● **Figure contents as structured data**
'''

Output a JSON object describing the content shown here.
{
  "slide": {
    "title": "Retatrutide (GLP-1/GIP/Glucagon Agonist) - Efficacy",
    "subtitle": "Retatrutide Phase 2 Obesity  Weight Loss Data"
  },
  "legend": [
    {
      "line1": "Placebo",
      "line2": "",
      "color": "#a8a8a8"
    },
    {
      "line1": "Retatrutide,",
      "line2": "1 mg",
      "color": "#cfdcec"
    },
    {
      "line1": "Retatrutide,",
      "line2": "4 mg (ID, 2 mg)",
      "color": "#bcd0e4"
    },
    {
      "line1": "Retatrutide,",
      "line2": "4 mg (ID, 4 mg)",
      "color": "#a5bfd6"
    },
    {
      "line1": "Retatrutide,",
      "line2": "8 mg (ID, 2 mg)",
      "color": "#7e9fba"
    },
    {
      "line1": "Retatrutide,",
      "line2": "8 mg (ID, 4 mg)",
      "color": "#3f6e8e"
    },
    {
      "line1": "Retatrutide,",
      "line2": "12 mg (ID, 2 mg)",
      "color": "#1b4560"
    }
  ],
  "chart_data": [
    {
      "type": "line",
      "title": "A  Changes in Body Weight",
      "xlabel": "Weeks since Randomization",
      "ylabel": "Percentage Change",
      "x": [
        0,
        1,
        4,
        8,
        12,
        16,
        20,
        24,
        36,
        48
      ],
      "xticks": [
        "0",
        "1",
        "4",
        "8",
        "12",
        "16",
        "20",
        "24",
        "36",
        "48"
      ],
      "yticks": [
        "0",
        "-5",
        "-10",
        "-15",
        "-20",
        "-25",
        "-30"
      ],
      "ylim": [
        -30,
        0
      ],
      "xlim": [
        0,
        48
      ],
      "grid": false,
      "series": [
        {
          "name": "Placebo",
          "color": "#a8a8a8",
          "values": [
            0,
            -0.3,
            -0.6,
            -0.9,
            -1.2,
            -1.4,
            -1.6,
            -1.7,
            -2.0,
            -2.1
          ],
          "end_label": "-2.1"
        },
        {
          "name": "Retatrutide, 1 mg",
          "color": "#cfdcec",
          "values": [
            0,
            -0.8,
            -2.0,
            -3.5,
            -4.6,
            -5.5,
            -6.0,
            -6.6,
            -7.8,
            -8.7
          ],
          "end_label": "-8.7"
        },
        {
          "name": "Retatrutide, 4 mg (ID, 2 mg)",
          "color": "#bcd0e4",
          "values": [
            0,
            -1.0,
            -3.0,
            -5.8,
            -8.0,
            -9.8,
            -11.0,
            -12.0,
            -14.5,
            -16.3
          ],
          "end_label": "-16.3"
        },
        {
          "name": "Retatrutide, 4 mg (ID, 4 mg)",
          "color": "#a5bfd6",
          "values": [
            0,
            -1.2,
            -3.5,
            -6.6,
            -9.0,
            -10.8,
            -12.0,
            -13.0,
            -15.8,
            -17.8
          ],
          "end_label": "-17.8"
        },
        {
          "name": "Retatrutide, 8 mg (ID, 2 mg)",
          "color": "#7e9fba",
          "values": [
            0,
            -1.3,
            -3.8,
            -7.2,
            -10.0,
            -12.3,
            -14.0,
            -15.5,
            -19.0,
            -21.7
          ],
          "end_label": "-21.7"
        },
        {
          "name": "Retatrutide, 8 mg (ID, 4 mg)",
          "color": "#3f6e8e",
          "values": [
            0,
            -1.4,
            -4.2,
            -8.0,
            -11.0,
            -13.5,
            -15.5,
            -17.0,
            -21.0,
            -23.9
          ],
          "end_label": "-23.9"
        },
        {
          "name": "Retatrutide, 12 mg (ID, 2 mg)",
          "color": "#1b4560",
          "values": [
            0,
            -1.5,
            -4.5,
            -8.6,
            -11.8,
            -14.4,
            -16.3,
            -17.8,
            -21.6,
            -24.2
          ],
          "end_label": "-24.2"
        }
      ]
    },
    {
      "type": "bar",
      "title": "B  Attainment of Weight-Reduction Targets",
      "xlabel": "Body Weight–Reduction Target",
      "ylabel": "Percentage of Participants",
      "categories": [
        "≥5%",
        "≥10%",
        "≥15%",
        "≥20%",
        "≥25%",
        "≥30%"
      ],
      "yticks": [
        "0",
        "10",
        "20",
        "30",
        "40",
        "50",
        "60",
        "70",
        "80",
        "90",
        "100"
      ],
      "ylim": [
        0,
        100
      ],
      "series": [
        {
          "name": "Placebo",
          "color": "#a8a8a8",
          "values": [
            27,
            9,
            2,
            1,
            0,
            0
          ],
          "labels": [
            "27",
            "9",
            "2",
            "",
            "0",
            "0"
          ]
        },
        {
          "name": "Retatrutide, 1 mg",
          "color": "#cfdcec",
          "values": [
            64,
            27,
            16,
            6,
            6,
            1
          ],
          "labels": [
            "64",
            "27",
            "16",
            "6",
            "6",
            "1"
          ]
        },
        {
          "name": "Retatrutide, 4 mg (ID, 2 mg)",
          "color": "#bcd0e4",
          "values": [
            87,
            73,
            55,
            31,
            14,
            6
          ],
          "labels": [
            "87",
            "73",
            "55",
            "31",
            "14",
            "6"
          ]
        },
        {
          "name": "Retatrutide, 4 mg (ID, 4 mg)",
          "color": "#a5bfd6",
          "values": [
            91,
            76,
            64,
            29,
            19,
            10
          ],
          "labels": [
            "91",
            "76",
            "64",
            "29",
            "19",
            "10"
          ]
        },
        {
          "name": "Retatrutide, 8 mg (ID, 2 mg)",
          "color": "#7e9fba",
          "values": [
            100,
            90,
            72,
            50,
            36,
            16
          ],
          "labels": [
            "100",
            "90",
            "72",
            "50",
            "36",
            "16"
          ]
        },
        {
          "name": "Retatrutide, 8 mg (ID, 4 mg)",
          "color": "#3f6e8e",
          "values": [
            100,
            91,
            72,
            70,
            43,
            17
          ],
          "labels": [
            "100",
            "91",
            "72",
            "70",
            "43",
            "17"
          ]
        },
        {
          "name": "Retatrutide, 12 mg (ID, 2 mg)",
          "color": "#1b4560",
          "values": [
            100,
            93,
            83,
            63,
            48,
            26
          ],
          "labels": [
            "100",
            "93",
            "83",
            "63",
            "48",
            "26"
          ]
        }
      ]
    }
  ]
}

'''

● **Instruction**
Repeat the whole listing exactly, keeping every line intact.

● **Task result**
Output a JSON object describing the content shown here.
{
  "slide": {
    "title": "Retatrutide (GLP-1/GIP/Glucagon Agonist) - Efficacy",
    "subtitle": "Retatrutide Phase 2 Obesity  Weight Loss Data"
  },
  "legend": [
    {
      "line1": "Placebo",
      "line2": "",
      "color": "#a8a8a8"
    },
    {
      "line1": "Retatrutide,",
      "line2": "1 mg",
      "color": "#cfdcec"
    },
    {
      "line1": "Retatrutide,",
      "line2": "4 mg (ID, 2 mg)",
      "color": "#bcd0e4"
    },
    {
      "line1": "Retatrutide,",
      "line2": "4 mg (ID, 4 mg)",
      "color": "#a5bfd6"
    },
    {
      "line1": "Retatrutide,",
      "line2": "8 mg (ID, 2 mg)",
      "color": "#7e9fba"
    },
    {
      "line1": "Retatrutide,",
      "line2": "8 mg (ID, 4 mg)",
      "color": "#3f6e8e"
    },
    {
      "line1": "Retatrutide,",
      "line2": "12 mg (ID, 2 mg)",
      "color": "#1b4560"
    }
  ],
  "chart_data": [
    {
      "type": "line",
      "title": "A  Changes in Body Weight",
      "xlabel": "Weeks since Randomization",
      "ylabel": "Percentage Change",
      "x": [
        0,
        1,
        4,
        8,
        12,
        16,
        20,
        24,
        36,
        48
      ],
      "xticks": [
        "0",
        "1",
        "4",
        "8",
        "12",
        "16",
        "20",
        "24",
        "36",
        "48"
      ],
      "yticks": [
        "0",
        "-5",
        "-10",
        "-15",
        "-20",
        "-25",
        "-30"
      ],
      "ylim": [
        -30,
        0
      ],
      "xlim": [
        0,
        48
      ],
      "grid": false,
      "series": [
        {
          "name": "Placebo",
          "color": "#a8a8a8",
          "values": [
            0,
            -0.3,
            -0.6,
            -0.9,
            -1.2,
            -1.4,
            -1.6,
            -1.7,
            -2.0,
            -2.1
          ],
          "end_label": "-2.1"
        },
        {
          "name": "Retatrutide, 1 mg",
          "color": "#cfdcec",
          "values": [
            0,
            -0.8,
            -2.0,
            -3.5,
            -4.6,
            -5.5,
            -6.0,
            -6.6,
            -7.8,
            -8.7
          ],
          "end_label": "-8.7"
        },
        {
          "name": "Retatrutide, 4 mg (ID, 2 mg)",
          "color": "#bcd0e4",
          "values": [
            0,
            -1.0,
            -3.0,
            -5.8,
            -8.0,
            -9.8,
            -11.0,
            -12.0,
            -14.5,
            -16.3
          ],
          "end_label": "-16.3"
        },
        {
          "name": "Retatrutide, 4 mg (ID, 4 mg)",
          "color": "#a5bfd6",
          "values": [
            0,
            -1.2,
            -3.5,
            -6.6,
            -9.0,
            -10.8,
            -12.0,
            -13.0,
            -15.8,
            -17.8
          ],
          "end_label": "-17.8"
        },
        {
          "name": "Retatrutide, 8 mg (ID, 2 mg)",
          "color": "#7e9fba",
          "values": [
            0,
            -1.3,
            -3.8,
            -7.2,
            -10.0,
            -12.3,
            -14.0,
            -15.5,
            -19.0,
            -21.7
          ],
          "end_label": "-21.7"
        },
        {
          "name": "Retatrutide, 8 mg (ID, 4 mg)",
          "color": "#3f6e8e",
          "values": [
            0,
            -1.4,
            -4.2,
            -8.0,
            -11.0,
            -13.5,
            -15.5,
            -17.0,
            -21.0,
            -23.9
          ],
          "end_label": "-23.9"
        },
        {
          "name": "Retatrutide, 12 mg (ID, 2 mg)",
          "color": "#1b4560",
          "values": [
            0,
            -1.5,
            -4.5,
            -8.6,
            -11.8,
            -14.4,
            -16.3,
            -17.8,
            -21.6,
            -24.2
          ],
          "end_label": "-24.2"
        }
      ]
    },
    {
      "type": "bar",
      "title": "B  Attainment of Weight-Reduction Targets",
      "xlabel": "Body Weight–Reduction Target",
      "ylabel": "Percentage of Participants",
      "categories": [
        "≥5%",
        "≥10%",
        "≥15%",
        "≥20%",
        "≥25%",
        "≥30%"
      ],
      "yticks": [
        "0",
        "10",
        "20",
        "30",
        "40",
        "50",
        "60",
        "70",
        "80",
        "90",
        "100"
      ],
      "ylim": [
        0,
        100
      ],
      "series": [
        {
          "name": "Placebo",
          "color": "#a8a8a8",
          "values": [
            27,
            9,
            2,
            1,
            0,
            0
          ],
          "labels": [
            "27",
            "9",
            "2",
            "",
            "0",
            "0"
          ]
        },
        {
          "name": "Retatrutide, 1 mg",
          "color": "#cfdcec",
          "values": [
            64,
            27,
            16,
            6,
            6,
            1
          ],
          "labels": [
            "64",
            "27",
            "16",
            "6",
            "6",
            "1"
          ]
        },
        {
          "name": "Retatrutide, 4 mg (ID, 2 mg)",
          "color": "#bcd0e4",
          "values": [
            87,
            73,
            55,
            31,
            14,
            6
          ],
          "labels": [
            "87",
            "73",
            "55",
            "31",
            "14",
            "6"
          ]
        },
        {
          "name": "Retatrutide, 4 mg (ID, 4 mg)",
          "color": "#a5bfd6",
          "values": [
            91,
            76,
            64,
            29,
            19,
            10
          ],
          "labels": [
            "91",
            "76",
            "64",
            "29",
            "19",
            "10"
          ]
        },
        {
          "name": "Retatrutide, 8 mg (ID, 2 mg)",
          "color": "#7e9fba",
          "values": [
            100,
            90,
            72,
            50,
            36,
            16
          ],
          "labels": [
            "100",
            "90",
            "72",
            "50",
            "36",
            "16"
          ]
        },
        {
          "name": "Retatrutide, 8 mg (ID, 4 mg)",
          "color": "#3f6e8e",
          "values": [
            100,
            91,
            72,
            70,
            43,
            17
          ],
          "labels": [
            "100",
            "91",
            "72",
            "70",
            "43",
            "17"
          ]
        },
        {
          "name": "Retatrutide, 12 mg (ID, 2 mg)",
          "color": "#1b4560",
          "values": [
            100,
            93,
            83,
            63,
            48,
            26
          ],
          "labels": [
            "100",
            "93",
            "83",
            "63",
            "48",
            "26"
          ]
        }
      ]
    }
  ]
}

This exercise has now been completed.